Brief: Give back the full listing verbatim, apart from its images.

BEGIN Recorded data

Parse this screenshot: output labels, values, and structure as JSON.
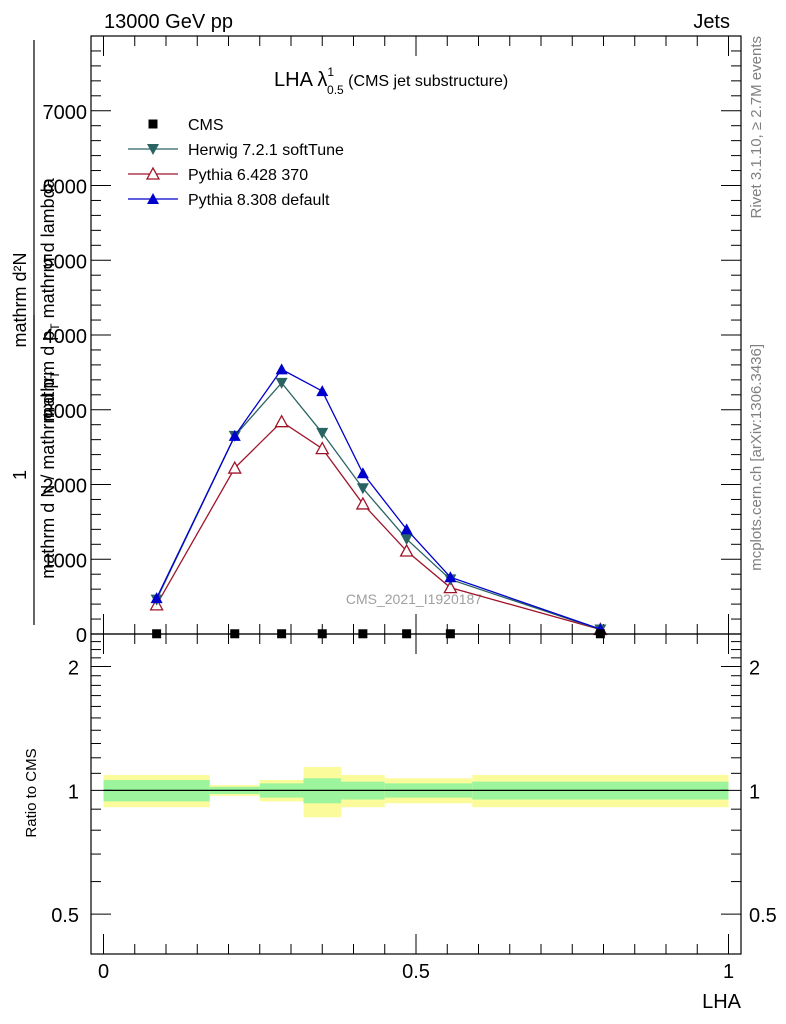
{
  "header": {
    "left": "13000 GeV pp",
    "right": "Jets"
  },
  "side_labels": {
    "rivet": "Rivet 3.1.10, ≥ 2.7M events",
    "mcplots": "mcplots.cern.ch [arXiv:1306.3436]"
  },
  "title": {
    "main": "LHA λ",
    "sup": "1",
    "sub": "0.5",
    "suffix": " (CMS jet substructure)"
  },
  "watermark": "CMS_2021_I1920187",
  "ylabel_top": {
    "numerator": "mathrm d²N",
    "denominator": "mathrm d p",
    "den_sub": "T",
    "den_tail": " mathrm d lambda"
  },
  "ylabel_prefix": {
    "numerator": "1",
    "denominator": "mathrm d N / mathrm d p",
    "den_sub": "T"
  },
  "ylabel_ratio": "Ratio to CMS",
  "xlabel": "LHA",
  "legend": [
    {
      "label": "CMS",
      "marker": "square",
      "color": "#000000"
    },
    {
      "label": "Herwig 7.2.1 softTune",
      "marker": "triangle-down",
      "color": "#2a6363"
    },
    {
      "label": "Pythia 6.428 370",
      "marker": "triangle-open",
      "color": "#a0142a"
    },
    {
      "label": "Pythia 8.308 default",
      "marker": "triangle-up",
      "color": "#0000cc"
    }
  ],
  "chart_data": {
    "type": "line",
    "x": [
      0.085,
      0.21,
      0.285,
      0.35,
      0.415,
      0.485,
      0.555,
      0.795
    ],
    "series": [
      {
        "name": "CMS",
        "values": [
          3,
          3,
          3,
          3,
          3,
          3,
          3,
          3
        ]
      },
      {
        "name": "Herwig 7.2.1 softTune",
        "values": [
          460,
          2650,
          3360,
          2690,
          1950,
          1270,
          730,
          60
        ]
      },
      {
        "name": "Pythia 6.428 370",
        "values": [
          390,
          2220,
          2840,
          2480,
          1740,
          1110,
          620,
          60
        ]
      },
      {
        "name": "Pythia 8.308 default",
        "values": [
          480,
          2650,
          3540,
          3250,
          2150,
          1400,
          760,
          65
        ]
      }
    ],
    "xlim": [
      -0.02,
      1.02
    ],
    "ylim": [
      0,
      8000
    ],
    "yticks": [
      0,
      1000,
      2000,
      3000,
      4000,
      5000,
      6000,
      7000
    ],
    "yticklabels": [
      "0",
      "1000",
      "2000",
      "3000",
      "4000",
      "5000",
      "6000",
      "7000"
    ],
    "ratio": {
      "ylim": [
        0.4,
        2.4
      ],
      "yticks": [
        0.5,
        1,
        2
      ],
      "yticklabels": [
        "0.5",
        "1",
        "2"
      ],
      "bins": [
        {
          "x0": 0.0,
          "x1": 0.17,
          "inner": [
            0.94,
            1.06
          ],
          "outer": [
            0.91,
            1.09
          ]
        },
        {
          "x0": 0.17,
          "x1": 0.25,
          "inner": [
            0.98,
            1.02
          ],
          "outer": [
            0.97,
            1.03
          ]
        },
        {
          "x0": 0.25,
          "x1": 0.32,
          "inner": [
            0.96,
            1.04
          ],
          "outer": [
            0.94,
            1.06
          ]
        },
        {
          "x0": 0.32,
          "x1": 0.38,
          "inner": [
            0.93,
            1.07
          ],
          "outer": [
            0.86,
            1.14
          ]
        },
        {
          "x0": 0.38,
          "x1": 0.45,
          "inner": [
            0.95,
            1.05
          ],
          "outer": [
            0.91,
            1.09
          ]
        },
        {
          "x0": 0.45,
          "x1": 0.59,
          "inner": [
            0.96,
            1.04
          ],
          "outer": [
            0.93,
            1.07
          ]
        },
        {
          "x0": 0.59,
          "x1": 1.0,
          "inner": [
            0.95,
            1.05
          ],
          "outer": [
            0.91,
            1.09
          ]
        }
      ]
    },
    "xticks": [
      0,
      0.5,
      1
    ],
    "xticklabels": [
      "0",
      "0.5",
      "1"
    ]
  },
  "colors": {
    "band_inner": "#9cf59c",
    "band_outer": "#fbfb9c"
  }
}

END Recorded data

Full output:
Parse this screenshot: output labels, values, and structure as JSON.
{
  "header": {
    "left": "13000 GeV pp",
    "right": "Jets"
  },
  "side_labels": {
    "rivet": "Rivet 3.1.10, ≥ 2.7M events",
    "mcplots": "mcplots.cern.ch [arXiv:1306.3436]"
  },
  "title": {
    "main": "LHA λ",
    "sup": "1",
    "sub": "0.5",
    "suffix": " (CMS jet substructure)"
  },
  "watermark": "CMS_2021_I1920187",
  "ylabel_top": {
    "numerator": "mathrm d²N",
    "denominator": "mathrm d p",
    "den_sub": "T",
    "den_tail": " mathrm d lambda"
  },
  "ylabel_prefix": {
    "numerator": "1",
    "denominator": "mathrm d N / mathrm d p",
    "den_sub": "T"
  },
  "ylabel_ratio": "Ratio to CMS",
  "xlabel": "LHA",
  "legend": [
    {
      "label": "CMS",
      "marker": "square",
      "color": "#000000"
    },
    {
      "label": "Herwig 7.2.1 softTune",
      "marker": "triangle-down",
      "color": "#2a6363"
    },
    {
      "label": "Pythia 6.428 370",
      "marker": "triangle-open",
      "color": "#a0142a"
    },
    {
      "label": "Pythia 8.308 default",
      "marker": "triangle-up",
      "color": "#0000cc"
    }
  ],
  "chart_data": {
    "type": "line",
    "x": [
      0.085,
      0.21,
      0.285,
      0.35,
      0.415,
      0.485,
      0.555,
      0.795
    ],
    "series": [
      {
        "name": "CMS",
        "values": [
          3,
          3,
          3,
          3,
          3,
          3,
          3,
          3
        ]
      },
      {
        "name": "Herwig 7.2.1 softTune",
        "values": [
          460,
          2650,
          3360,
          2690,
          1950,
          1270,
          730,
          60
        ]
      },
      {
        "name": "Pythia 6.428 370",
        "values": [
          390,
          2220,
          2840,
          2480,
          1740,
          1110,
          620,
          60
        ]
      },
      {
        "name": "Pythia 8.308 default",
        "values": [
          480,
          2650,
          3540,
          3250,
          2150,
          1400,
          760,
          65
        ]
      }
    ],
    "xlim": [
      -0.02,
      1.02
    ],
    "ylim": [
      0,
      8000
    ],
    "yticks": [
      0,
      1000,
      2000,
      3000,
      4000,
      5000,
      6000,
      7000
    ],
    "yticklabels": [
      "0",
      "1000",
      "2000",
      "3000",
      "4000",
      "5000",
      "6000",
      "7000"
    ],
    "ratio": {
      "ylim": [
        0.4,
        2.4
      ],
      "yticks": [
        0.5,
        1,
        2
      ],
      "yticklabels": [
        "0.5",
        "1",
        "2"
      ],
      "bins": [
        {
          "x0": 0.0,
          "x1": 0.17,
          "inner": [
            0.94,
            1.06
          ],
          "outer": [
            0.91,
            1.09
          ]
        },
        {
          "x0": 0.17,
          "x1": 0.25,
          "inner": [
            0.98,
            1.02
          ],
          "outer": [
            0.97,
            1.03
          ]
        },
        {
          "x0": 0.25,
          "x1": 0.32,
          "inner": [
            0.96,
            1.04
          ],
          "outer": [
            0.94,
            1.06
          ]
        },
        {
          "x0": 0.32,
          "x1": 0.38,
          "inner": [
            0.93,
            1.07
          ],
          "outer": [
            0.86,
            1.14
          ]
        },
        {
          "x0": 0.38,
          "x1": 0.45,
          "inner": [
            0.95,
            1.05
          ],
          "outer": [
            0.91,
            1.09
          ]
        },
        {
          "x0": 0.45,
          "x1": 0.59,
          "inner": [
            0.96,
            1.04
          ],
          "outer": [
            0.93,
            1.07
          ]
        },
        {
          "x0": 0.59,
          "x1": 1.0,
          "inner": [
            0.95,
            1.05
          ],
          "outer": [
            0.91,
            1.09
          ]
        }
      ]
    },
    "xticks": [
      0,
      0.5,
      1
    ],
    "xticklabels": [
      "0",
      "0.5",
      "1"
    ]
  },
  "colors": {
    "band_inner": "#9cf59c",
    "band_outer": "#fbfb9c"
  }
}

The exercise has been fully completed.